*TASK BRIEF*
Extract all lines in the data that contain the word "protein".

*SOURCE INFORMATION*
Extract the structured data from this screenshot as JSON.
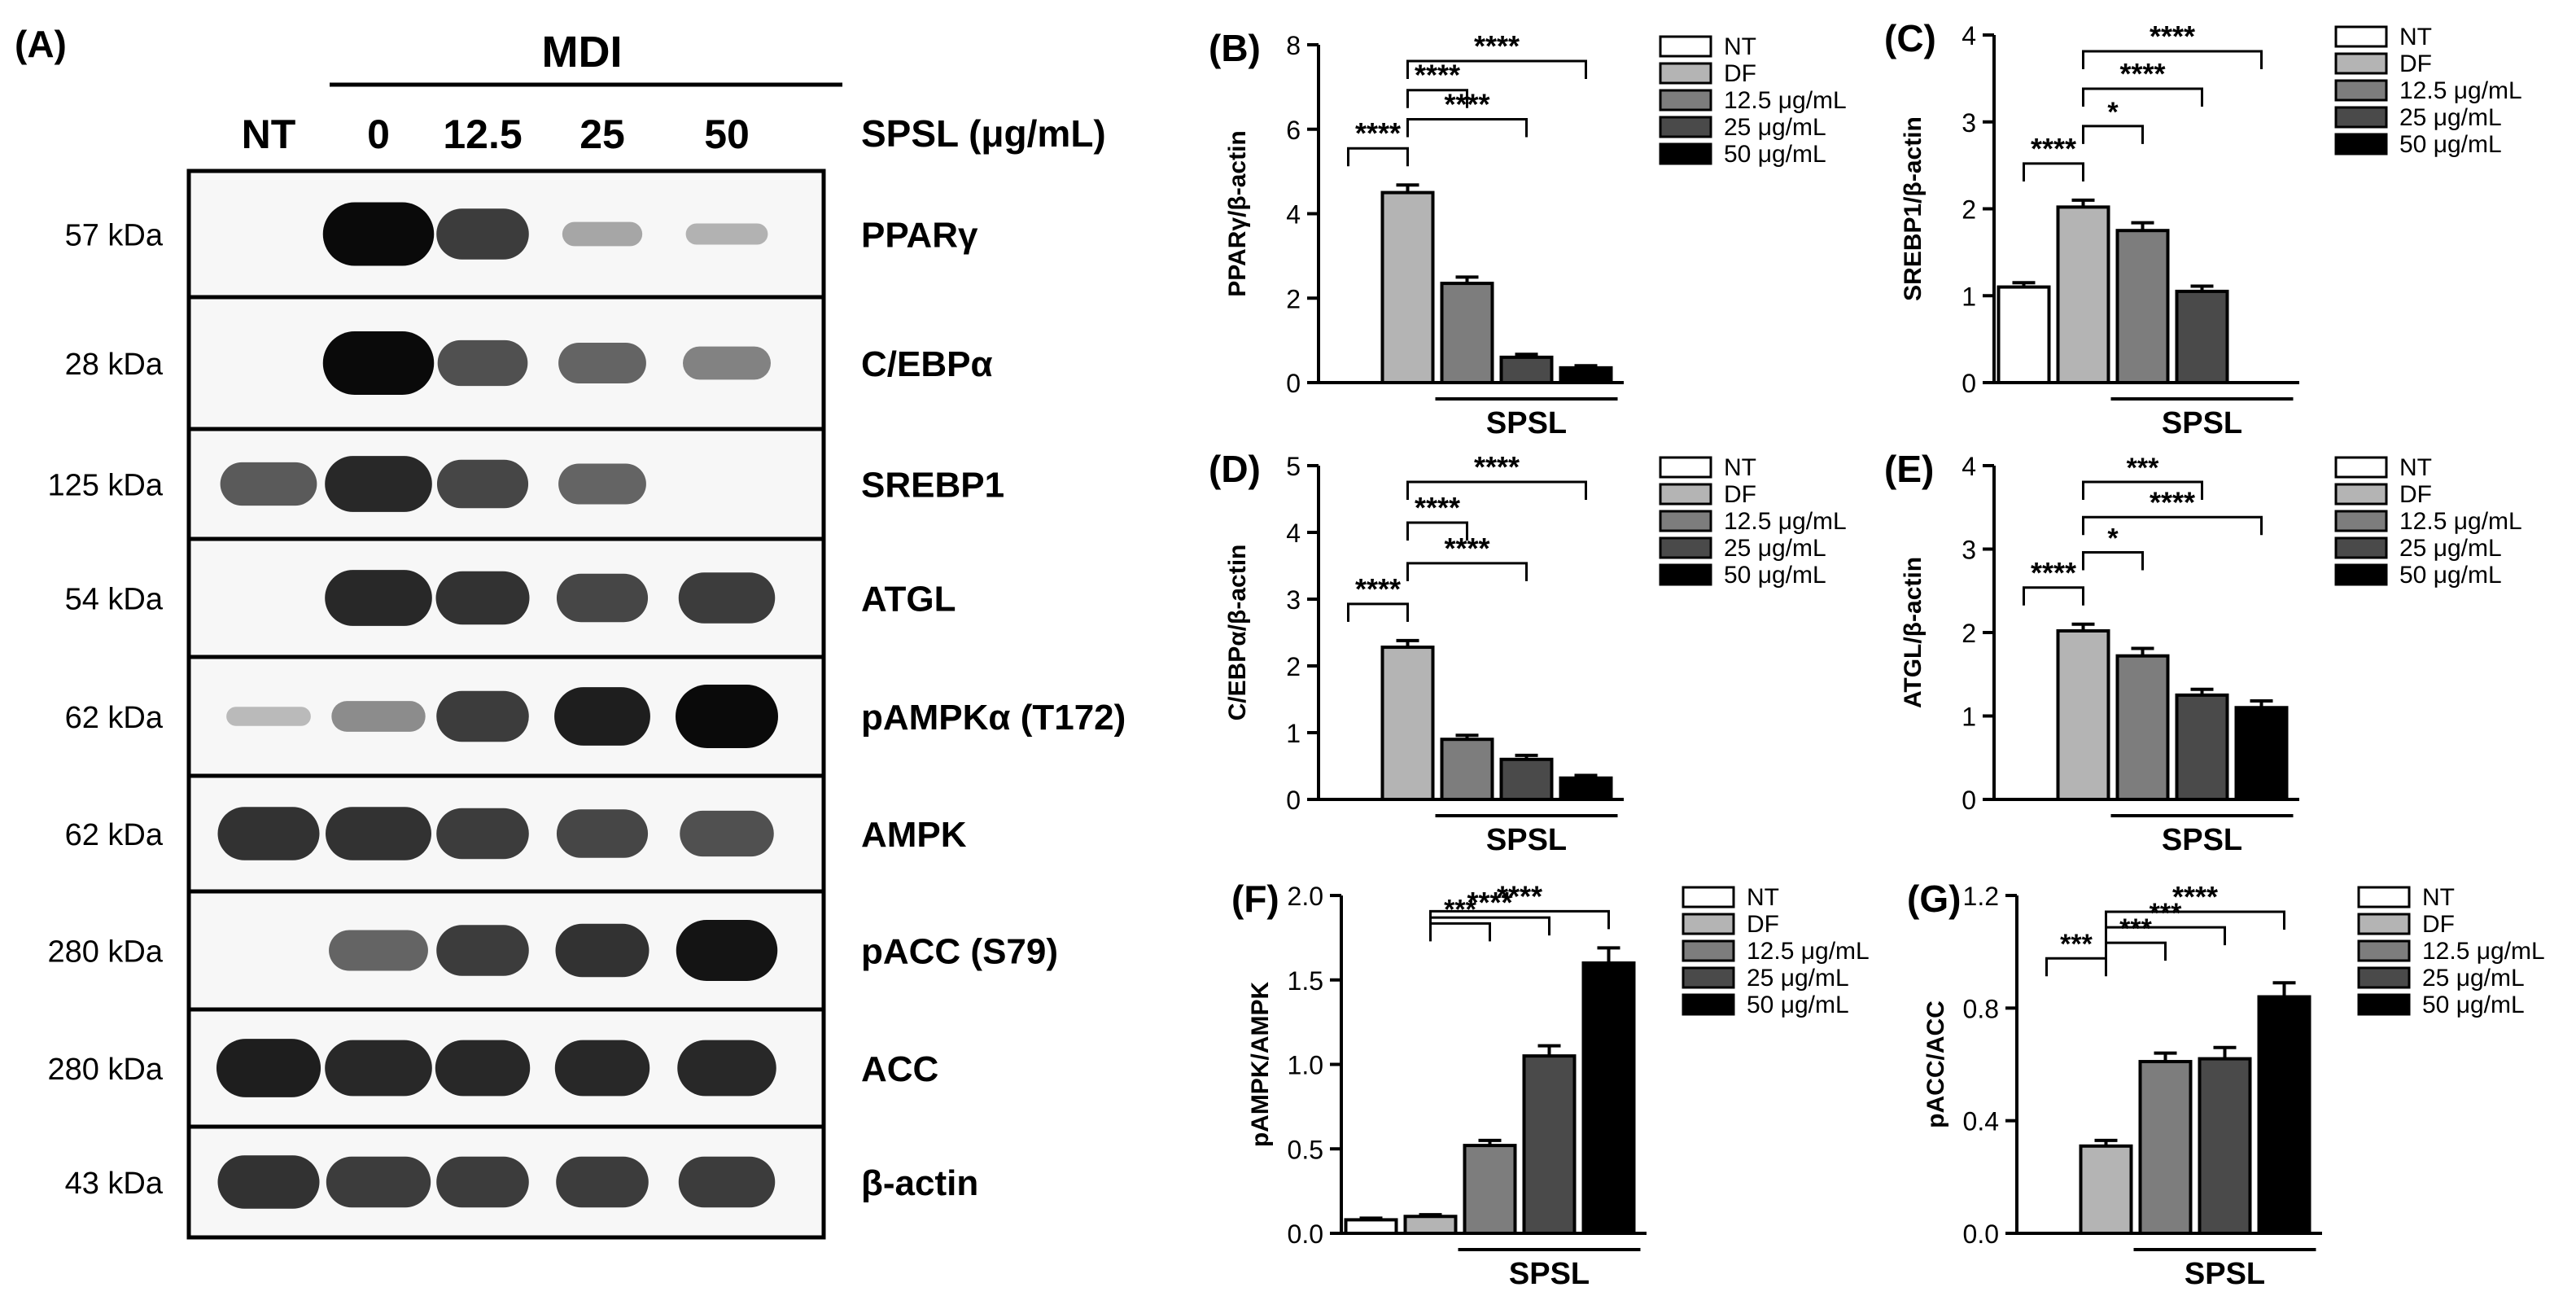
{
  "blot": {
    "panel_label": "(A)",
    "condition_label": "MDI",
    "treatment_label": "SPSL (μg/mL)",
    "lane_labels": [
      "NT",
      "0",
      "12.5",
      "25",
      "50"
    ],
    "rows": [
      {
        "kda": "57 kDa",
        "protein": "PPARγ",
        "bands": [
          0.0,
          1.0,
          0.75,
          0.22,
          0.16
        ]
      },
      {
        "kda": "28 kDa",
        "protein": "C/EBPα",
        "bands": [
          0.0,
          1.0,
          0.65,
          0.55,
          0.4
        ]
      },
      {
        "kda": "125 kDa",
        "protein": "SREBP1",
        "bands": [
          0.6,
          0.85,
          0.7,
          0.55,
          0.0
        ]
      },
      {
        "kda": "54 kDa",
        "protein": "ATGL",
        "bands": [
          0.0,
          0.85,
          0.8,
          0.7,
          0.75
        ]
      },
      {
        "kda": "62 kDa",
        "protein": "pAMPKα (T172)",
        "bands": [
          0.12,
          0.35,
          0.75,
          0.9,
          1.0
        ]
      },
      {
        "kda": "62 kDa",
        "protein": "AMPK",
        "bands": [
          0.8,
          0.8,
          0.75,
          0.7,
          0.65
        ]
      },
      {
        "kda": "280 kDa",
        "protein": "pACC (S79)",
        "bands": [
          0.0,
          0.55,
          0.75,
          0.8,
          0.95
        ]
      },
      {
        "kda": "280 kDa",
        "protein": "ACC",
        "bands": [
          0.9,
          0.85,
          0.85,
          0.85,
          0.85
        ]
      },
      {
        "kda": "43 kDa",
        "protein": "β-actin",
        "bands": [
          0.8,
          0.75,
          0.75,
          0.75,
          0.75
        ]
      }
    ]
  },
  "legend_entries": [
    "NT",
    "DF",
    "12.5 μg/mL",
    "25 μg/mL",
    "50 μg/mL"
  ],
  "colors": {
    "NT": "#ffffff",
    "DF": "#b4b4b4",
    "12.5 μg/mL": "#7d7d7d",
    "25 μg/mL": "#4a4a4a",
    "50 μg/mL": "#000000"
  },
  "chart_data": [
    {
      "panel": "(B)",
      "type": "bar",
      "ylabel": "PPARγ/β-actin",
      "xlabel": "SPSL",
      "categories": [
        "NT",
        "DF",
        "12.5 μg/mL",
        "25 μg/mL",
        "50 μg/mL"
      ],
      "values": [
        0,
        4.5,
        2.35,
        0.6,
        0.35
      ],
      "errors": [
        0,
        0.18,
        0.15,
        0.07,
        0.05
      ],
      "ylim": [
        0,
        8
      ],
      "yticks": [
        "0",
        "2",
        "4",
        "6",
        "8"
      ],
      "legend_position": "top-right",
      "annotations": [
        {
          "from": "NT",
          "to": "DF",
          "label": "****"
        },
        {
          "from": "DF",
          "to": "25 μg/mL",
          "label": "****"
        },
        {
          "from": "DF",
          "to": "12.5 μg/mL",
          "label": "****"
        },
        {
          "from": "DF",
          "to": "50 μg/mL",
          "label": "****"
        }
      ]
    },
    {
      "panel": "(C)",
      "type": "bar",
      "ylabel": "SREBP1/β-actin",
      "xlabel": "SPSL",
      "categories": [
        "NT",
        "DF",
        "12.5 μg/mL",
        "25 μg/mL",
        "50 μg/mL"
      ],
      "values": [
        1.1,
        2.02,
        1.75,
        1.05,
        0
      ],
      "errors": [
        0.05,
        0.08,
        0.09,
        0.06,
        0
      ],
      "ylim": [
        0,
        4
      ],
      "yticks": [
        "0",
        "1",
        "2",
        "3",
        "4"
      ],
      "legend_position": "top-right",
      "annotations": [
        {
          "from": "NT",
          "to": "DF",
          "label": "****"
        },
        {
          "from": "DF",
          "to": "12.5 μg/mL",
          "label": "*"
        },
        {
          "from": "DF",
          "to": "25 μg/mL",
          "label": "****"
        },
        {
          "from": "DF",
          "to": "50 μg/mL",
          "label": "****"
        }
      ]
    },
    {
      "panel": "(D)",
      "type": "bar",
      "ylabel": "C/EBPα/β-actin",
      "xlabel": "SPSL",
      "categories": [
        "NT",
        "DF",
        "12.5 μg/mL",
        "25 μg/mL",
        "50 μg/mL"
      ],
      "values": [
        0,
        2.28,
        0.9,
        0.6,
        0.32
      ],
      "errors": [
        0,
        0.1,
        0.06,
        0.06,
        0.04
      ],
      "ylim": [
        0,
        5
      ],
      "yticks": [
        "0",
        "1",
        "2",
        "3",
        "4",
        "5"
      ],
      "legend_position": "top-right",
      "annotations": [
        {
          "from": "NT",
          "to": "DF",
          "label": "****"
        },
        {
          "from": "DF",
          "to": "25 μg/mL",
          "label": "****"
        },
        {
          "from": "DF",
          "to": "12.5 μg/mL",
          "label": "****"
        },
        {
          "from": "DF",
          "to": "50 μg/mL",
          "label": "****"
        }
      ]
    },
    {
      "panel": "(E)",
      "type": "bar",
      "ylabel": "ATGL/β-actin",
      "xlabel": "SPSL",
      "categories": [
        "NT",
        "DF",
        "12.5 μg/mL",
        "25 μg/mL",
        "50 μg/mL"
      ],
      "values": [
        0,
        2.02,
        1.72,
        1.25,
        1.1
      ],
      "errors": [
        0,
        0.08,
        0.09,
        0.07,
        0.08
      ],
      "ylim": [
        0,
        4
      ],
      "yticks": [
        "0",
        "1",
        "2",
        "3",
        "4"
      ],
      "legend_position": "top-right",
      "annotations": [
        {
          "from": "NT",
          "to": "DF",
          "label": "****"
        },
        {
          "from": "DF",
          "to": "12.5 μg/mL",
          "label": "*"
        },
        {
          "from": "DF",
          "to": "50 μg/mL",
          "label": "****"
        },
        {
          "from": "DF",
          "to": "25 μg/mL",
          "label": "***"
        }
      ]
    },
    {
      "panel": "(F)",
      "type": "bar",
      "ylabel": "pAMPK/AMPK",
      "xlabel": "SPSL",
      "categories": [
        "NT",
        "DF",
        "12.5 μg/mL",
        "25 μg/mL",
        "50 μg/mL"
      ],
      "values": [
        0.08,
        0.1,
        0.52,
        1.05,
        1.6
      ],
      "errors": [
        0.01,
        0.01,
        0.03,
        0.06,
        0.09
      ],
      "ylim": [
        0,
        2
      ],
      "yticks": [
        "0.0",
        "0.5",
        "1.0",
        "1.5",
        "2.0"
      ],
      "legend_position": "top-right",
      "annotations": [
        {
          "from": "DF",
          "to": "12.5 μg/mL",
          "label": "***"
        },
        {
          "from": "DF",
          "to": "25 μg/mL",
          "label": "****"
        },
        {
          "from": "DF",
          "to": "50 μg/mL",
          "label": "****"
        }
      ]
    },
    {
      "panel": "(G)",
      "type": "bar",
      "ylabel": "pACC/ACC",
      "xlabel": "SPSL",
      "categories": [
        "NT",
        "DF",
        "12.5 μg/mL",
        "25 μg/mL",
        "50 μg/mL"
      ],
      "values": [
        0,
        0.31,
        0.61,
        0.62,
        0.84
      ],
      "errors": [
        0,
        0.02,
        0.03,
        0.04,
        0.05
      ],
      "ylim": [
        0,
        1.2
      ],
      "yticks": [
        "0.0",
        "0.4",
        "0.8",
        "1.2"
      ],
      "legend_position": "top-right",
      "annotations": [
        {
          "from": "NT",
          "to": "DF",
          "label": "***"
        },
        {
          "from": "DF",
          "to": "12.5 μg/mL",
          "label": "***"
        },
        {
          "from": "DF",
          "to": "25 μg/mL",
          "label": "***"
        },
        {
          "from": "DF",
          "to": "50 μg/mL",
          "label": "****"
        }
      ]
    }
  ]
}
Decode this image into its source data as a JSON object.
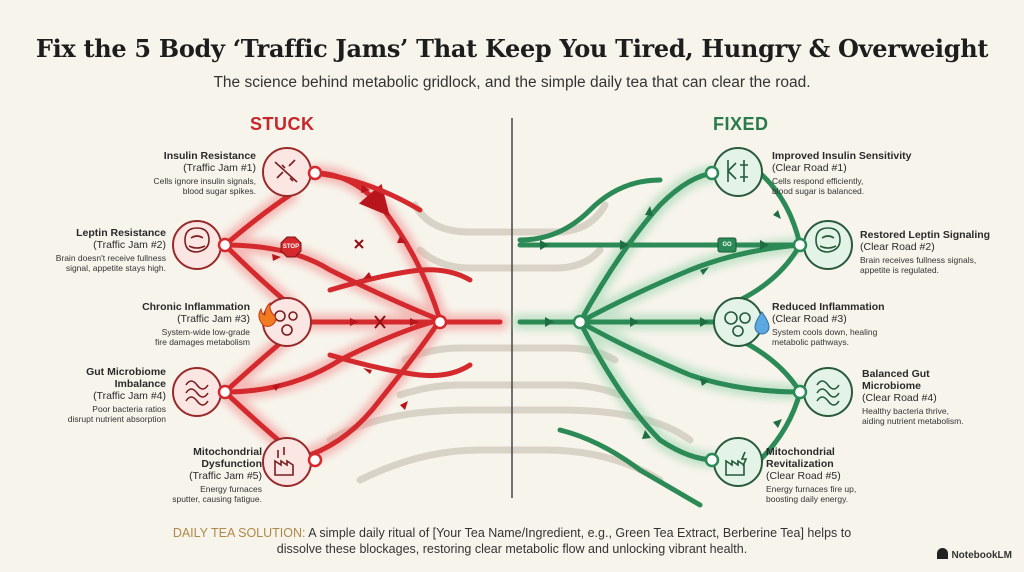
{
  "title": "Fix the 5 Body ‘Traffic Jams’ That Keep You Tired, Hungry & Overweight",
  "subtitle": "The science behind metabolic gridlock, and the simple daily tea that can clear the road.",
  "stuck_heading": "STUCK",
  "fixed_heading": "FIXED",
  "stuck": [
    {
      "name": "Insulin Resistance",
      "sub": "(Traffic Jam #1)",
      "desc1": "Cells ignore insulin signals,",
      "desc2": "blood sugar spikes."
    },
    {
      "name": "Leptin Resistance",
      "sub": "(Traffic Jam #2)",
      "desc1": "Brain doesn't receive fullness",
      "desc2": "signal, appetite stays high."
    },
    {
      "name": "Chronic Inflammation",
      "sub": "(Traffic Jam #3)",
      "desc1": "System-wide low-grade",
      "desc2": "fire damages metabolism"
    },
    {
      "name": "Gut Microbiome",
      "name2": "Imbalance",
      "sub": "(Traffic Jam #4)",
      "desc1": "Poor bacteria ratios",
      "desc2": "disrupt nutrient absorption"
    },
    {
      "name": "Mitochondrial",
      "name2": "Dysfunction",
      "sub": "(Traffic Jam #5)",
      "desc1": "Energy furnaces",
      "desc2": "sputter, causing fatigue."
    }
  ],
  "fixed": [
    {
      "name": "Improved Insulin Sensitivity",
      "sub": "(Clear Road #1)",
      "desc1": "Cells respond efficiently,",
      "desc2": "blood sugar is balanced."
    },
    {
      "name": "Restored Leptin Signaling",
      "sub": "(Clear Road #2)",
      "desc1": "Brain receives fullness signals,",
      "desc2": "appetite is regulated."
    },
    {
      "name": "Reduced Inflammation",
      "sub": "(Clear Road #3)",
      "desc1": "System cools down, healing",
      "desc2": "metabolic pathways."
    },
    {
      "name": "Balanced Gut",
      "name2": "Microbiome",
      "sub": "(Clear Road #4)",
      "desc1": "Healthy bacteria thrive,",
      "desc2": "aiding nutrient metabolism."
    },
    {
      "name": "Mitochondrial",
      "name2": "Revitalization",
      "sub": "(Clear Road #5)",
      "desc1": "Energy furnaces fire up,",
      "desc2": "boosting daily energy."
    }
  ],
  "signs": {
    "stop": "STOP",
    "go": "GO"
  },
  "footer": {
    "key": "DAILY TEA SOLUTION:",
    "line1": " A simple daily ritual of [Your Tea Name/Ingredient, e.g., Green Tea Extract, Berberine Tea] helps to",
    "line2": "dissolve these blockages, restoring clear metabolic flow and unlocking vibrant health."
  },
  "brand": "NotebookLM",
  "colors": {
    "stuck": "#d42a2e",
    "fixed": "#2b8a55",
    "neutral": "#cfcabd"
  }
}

*EXPECTED ANSWER*
        "protein": "PPARγ",
        "protein": "C/EBPα",
        "protein": "SREBP1",
        "protein": "ATGL",
        "protein": "pAMPKα (T172)",
        "protein": "AMPK",
        "protein": "pACC (S79)",
        "protein": "ACC",
        "protein": "β-actin",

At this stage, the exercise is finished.